> What you will do:
Extract, word for word, each line from the line holding "Serialize everything readable" through the end of the records. Omit every picture.

:: Entries ::

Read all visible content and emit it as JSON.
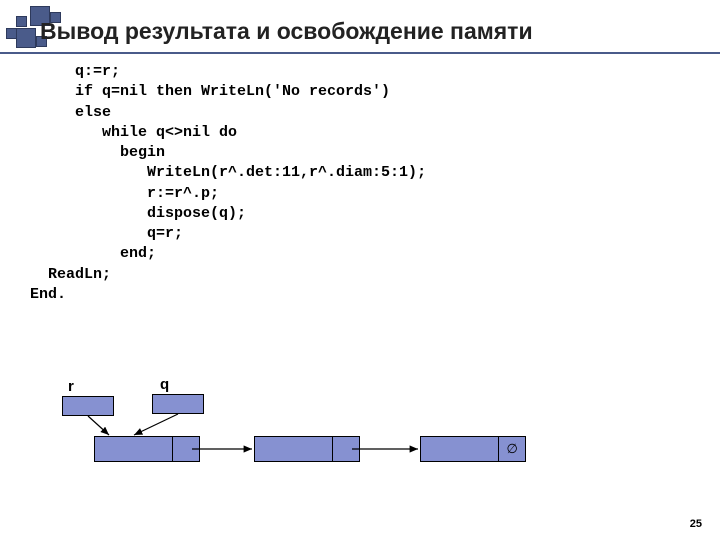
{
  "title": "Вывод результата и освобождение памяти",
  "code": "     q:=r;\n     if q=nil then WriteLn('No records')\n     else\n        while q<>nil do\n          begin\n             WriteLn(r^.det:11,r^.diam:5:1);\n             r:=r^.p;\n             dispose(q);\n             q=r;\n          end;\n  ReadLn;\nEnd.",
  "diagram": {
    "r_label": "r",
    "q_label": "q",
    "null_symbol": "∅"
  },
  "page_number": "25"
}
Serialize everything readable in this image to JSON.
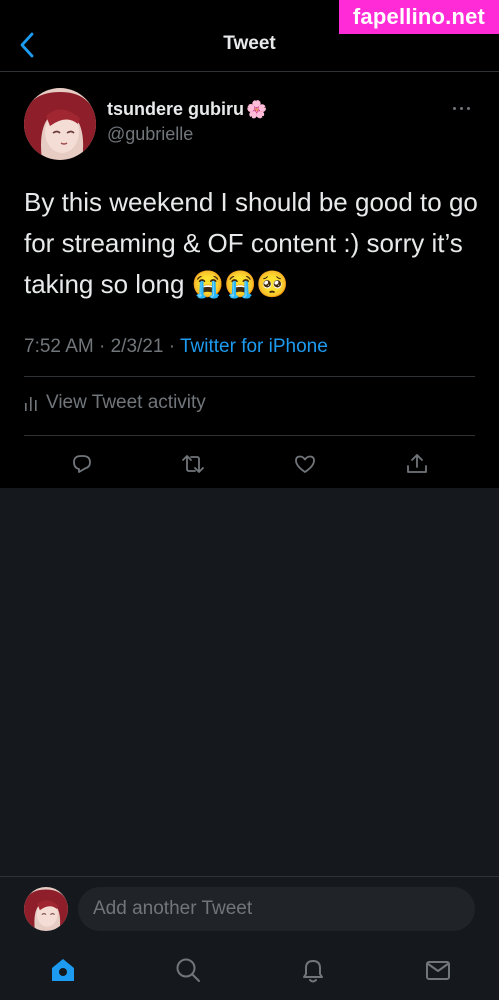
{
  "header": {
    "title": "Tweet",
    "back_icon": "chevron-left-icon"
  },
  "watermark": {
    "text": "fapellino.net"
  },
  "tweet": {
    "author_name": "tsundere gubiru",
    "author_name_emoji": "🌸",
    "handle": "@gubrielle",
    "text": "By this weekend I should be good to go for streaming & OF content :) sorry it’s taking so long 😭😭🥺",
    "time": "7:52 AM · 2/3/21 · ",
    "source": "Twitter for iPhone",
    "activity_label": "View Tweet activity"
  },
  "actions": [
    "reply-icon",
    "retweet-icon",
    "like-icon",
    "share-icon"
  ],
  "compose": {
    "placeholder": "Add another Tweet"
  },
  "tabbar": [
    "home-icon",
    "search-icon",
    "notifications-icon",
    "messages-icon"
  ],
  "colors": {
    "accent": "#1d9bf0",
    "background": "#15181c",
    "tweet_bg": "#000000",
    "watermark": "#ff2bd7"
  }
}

:::

> Solved problem:
Serialize everything readable in this image to JSON.
{
  "header": {
    "title": "Tweet",
    "back_icon": "chevron-left-icon"
  },
  "watermark": {
    "text": "fapellino.net"
  },
  "tweet": {
    "author_name": "tsundere gubiru",
    "author_name_emoji": "🌸",
    "handle": "@gubrielle",
    "text": "By this weekend I should be good to go for streaming & OF content :) sorry it’s taking so long 😭😭🥺",
    "time": "7:52 AM · 2/3/21 · ",
    "source": "Twitter for iPhone",
    "activity_label": "View Tweet activity"
  },
  "actions": [
    "reply-icon",
    "retweet-icon",
    "like-icon",
    "share-icon"
  ],
  "compose": {
    "placeholder": "Add another Tweet"
  },
  "tabbar": [
    "home-icon",
    "search-icon",
    "notifications-icon",
    "messages-icon"
  ],
  "colors": {
    "accent": "#1d9bf0",
    "background": "#15181c",
    "tweet_bg": "#000000",
    "watermark": "#ff2bd7"
  }
}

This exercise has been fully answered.